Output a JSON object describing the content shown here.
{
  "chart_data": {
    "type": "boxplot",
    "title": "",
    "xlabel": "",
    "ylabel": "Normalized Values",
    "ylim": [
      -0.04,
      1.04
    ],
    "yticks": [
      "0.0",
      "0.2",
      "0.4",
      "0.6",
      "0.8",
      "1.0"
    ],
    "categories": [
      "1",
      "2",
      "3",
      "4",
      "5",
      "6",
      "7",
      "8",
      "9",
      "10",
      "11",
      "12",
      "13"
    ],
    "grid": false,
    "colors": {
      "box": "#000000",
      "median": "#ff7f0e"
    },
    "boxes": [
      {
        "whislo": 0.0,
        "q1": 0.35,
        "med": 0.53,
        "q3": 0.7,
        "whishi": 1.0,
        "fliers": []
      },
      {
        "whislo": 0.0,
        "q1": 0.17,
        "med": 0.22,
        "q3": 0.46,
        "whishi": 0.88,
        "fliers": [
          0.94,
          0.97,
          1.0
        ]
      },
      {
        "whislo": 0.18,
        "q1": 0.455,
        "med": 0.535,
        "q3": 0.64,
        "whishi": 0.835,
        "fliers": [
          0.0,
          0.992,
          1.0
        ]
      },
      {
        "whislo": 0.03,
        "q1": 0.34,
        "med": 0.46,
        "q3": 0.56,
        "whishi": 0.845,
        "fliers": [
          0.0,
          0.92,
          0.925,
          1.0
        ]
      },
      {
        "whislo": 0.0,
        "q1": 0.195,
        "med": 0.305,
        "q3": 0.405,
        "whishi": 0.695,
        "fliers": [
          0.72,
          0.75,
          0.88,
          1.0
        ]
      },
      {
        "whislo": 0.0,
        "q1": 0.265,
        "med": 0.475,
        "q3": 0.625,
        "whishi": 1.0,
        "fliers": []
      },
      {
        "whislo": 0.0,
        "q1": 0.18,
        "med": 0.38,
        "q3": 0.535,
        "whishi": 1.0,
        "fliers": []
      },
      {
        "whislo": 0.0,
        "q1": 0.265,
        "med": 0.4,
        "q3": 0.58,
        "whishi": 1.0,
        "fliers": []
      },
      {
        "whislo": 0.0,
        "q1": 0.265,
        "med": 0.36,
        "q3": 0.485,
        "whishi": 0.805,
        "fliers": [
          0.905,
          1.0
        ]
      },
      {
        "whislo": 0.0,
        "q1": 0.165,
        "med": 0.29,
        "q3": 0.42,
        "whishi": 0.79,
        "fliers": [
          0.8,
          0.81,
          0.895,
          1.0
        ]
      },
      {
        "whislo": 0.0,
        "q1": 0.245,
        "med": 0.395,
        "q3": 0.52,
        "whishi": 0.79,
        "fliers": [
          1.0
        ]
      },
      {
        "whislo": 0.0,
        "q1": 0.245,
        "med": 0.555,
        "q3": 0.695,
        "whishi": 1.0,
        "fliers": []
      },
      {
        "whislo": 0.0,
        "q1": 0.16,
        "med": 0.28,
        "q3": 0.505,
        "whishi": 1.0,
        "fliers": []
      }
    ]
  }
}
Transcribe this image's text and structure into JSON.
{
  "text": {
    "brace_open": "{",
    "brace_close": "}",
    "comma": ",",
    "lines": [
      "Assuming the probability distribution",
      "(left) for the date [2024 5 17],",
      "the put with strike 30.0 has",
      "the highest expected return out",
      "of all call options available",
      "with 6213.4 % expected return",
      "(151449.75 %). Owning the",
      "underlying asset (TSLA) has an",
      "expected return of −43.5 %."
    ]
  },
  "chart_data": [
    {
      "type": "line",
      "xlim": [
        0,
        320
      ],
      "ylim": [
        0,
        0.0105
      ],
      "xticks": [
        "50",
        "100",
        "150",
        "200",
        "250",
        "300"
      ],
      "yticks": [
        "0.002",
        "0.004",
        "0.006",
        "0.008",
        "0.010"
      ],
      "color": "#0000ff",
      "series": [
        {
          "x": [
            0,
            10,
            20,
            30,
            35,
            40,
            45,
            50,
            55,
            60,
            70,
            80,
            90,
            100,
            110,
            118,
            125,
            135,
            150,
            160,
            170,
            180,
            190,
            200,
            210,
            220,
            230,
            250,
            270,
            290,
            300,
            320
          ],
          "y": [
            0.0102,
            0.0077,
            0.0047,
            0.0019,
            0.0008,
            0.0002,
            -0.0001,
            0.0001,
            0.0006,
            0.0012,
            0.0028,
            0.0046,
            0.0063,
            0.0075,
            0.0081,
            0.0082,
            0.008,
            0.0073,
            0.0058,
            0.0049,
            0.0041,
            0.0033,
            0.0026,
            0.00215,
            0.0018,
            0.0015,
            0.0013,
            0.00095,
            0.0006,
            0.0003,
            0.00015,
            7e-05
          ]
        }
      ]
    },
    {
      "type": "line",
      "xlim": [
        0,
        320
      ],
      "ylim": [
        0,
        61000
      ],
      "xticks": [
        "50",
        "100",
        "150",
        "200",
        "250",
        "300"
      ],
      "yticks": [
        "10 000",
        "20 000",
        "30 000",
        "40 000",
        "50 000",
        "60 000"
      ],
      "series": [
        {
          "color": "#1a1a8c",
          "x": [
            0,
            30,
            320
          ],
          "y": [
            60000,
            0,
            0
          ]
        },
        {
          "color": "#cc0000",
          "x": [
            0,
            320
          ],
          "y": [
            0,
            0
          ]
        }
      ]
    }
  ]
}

---

## YOUR TASK
Write out all the data again, exactly as it appears.

## ANSWER TO THE PROBLEM
Output a JSON object describing the content shown here.
{
  "chart_data": {
    "type": "boxplot",
    "title": "",
    "xlabel": "",
    "ylabel": "Normalized Values",
    "ylim": [
      -0.04,
      1.04
    ],
    "yticks": [
      "0.0",
      "0.2",
      "0.4",
      "0.6",
      "0.8",
      "1.0"
    ],
    "categories": [
      "1",
      "2",
      "3",
      "4",
      "5",
      "6",
      "7",
      "8",
      "9",
      "10",
      "11",
      "12",
      "13"
    ],
    "grid": false,
    "colors": {
      "box": "#000000",
      "median": "#ff7f0e"
    },
    "boxes": [
      {
        "whislo": 0.0,
        "q1": 0.35,
        "med": 0.53,
        "q3": 0.7,
        "whishi": 1.0,
        "fliers": []
      },
      {
        "whislo": 0.0,
        "q1": 0.17,
        "med": 0.22,
        "q3": 0.46,
        "whishi": 0.88,
        "fliers": [
          0.94,
          0.97,
          1.0
        ]
      },
      {
        "whislo": 0.18,
        "q1": 0.455,
        "med": 0.535,
        "q3": 0.64,
        "whishi": 0.835,
        "fliers": [
          0.0,
          0.992,
          1.0
        ]
      },
      {
        "whislo": 0.03,
        "q1": 0.34,
        "med": 0.46,
        "q3": 0.56,
        "whishi": 0.845,
        "fliers": [
          0.0,
          0.92,
          0.925,
          1.0
        ]
      },
      {
        "whislo": 0.0,
        "q1": 0.195,
        "med": 0.305,
        "q3": 0.405,
        "whishi": 0.695,
        "fliers": [
          0.72,
          0.75,
          0.88,
          1.0
        ]
      },
      {
        "whislo": 0.0,
        "q1": 0.265,
        "med": 0.475,
        "q3": 0.625,
        "whishi": 1.0,
        "fliers": []
      },
      {
        "whislo": 0.0,
        "q1": 0.18,
        "med": 0.38,
        "q3": 0.535,
        "whishi": 1.0,
        "fliers": []
      },
      {
        "whislo": 0.0,
        "q1": 0.265,
        "med": 0.4,
        "q3": 0.58,
        "whishi": 1.0,
        "fliers": []
      },
      {
        "whislo": 0.0,
        "q1": 0.265,
        "med": 0.36,
        "q3": 0.485,
        "whishi": 0.805,
        "fliers": [
          0.905,
          1.0
        ]
      },
      {
        "whislo": 0.0,
        "q1": 0.165,
        "med": 0.29,
        "q3": 0.42,
        "whishi": 0.79,
        "fliers": [
          0.8,
          0.81,
          0.895,
          1.0
        ]
      },
      {
        "whislo": 0.0,
        "q1": 0.245,
        "med": 0.395,
        "q3": 0.52,
        "whishi": 0.79,
        "fliers": [
          1.0
        ]
      },
      {
        "whislo": 0.0,
        "q1": 0.245,
        "med": 0.555,
        "q3": 0.695,
        "whishi": 1.0,
        "fliers": []
      },
      {
        "whislo": 0.0,
        "q1": 0.16,
        "med": 0.28,
        "q3": 0.505,
        "whishi": 1.0,
        "fliers": []
      }
    ]
  }
}
Transcribe this image's text and structure into JSON.
{
  "text": {
    "brace_open": "{",
    "brace_close": "}",
    "comma": ",",
    "lines": [
      "Assuming the probability distribution",
      "(left) for the date [2024 5 17],",
      "the put with strike 30.0 has",
      "the highest expected return out",
      "of all call options available",
      "with 6213.4 % expected return",
      "(151449.75 %). Owning the",
      "underlying asset (TSLA) has an",
      "expected return of −43.5 %."
    ]
  },
  "chart_data": [
    {
      "type": "line",
      "xlim": [
        0,
        320
      ],
      "ylim": [
        0,
        0.0105
      ],
      "xticks": [
        "50",
        "100",
        "150",
        "200",
        "250",
        "300"
      ],
      "yticks": [
        "0.002",
        "0.004",
        "0.006",
        "0.008",
        "0.010"
      ],
      "color": "#0000ff",
      "series": [
        {
          "x": [
            0,
            10,
            20,
            30,
            35,
            40,
            45,
            50,
            55,
            60,
            70,
            80,
            90,
            100,
            110,
            118,
            125,
            135,
            150,
            160,
            170,
            180,
            190,
            200,
            210,
            220,
            230,
            250,
            270,
            290,
            300,
            320
          ],
          "y": [
            0.0102,
            0.0077,
            0.0047,
            0.0019,
            0.0008,
            0.0002,
            -0.0001,
            0.0001,
            0.0006,
            0.0012,
            0.0028,
            0.0046,
            0.0063,
            0.0075,
            0.0081,
            0.0082,
            0.008,
            0.0073,
            0.0058,
            0.0049,
            0.0041,
            0.0033,
            0.0026,
            0.00215,
            0.0018,
            0.0015,
            0.0013,
            0.00095,
            0.0006,
            0.0003,
            0.00015,
            7e-05
          ]
        }
      ]
    },
    {
      "type": "line",
      "xlim": [
        0,
        320
      ],
      "ylim": [
        0,
        61000
      ],
      "xticks": [
        "50",
        "100",
        "150",
        "200",
        "250",
        "300"
      ],
      "yticks": [
        "10 000",
        "20 000",
        "30 000",
        "40 000",
        "50 000",
        "60 000"
      ],
      "series": [
        {
          "color": "#1a1a8c",
          "x": [
            0,
            30,
            320
          ],
          "y": [
            60000,
            0,
            0
          ]
        },
        {
          "color": "#cc0000",
          "x": [
            0,
            320
          ],
          "y": [
            0,
            0
          ]
        }
      ]
    }
  ]
}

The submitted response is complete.